#### WHAT THE EXERCISE ASKS:
Can you pull out each line of the data below that includes the word "JSON"?

(Stored items)
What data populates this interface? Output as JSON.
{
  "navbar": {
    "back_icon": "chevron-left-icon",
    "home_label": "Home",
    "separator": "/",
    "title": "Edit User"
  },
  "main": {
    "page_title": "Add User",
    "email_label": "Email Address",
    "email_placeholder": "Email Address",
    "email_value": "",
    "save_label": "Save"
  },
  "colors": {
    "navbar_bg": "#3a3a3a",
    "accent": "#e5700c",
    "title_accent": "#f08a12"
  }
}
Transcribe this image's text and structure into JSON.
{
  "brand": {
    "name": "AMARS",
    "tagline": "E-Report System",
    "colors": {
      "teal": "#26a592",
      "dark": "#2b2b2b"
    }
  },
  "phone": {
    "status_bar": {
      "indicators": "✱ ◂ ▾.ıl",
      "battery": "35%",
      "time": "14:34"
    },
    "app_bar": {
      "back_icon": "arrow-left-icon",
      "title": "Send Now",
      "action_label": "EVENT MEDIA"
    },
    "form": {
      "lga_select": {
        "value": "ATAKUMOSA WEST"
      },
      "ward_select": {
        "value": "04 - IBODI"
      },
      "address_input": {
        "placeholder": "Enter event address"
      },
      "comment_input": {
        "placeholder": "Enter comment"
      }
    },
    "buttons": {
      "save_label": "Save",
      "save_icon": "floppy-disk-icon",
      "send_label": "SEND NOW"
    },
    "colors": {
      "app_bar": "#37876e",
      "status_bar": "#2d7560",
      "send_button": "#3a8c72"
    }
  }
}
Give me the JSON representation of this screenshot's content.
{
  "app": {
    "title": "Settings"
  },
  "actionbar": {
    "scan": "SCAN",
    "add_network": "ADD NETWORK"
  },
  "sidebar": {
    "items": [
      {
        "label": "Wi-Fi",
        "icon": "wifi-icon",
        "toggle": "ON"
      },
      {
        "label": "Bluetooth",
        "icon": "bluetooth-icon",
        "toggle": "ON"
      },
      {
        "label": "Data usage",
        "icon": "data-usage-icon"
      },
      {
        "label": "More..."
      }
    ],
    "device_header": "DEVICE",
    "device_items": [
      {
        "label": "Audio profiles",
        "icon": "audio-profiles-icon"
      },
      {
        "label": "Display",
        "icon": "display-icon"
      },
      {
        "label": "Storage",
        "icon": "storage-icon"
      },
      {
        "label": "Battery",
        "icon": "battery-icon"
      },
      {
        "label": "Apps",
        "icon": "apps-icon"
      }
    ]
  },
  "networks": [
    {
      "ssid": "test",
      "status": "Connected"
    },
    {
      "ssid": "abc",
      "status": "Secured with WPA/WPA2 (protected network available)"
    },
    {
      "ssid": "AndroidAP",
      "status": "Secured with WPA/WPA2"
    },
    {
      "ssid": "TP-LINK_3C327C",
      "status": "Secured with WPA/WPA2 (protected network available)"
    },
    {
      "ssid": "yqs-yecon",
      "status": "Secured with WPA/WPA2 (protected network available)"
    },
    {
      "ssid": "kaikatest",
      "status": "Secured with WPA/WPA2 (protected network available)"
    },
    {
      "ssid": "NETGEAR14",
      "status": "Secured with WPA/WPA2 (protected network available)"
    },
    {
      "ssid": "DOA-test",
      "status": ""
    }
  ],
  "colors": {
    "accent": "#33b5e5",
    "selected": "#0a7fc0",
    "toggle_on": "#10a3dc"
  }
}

#### CORRECT RESULT:
What data populates this interface? Output as JSON.
Transcribe this image's text and structure into JSON.
Give me the JSON representation of this screenshot's content.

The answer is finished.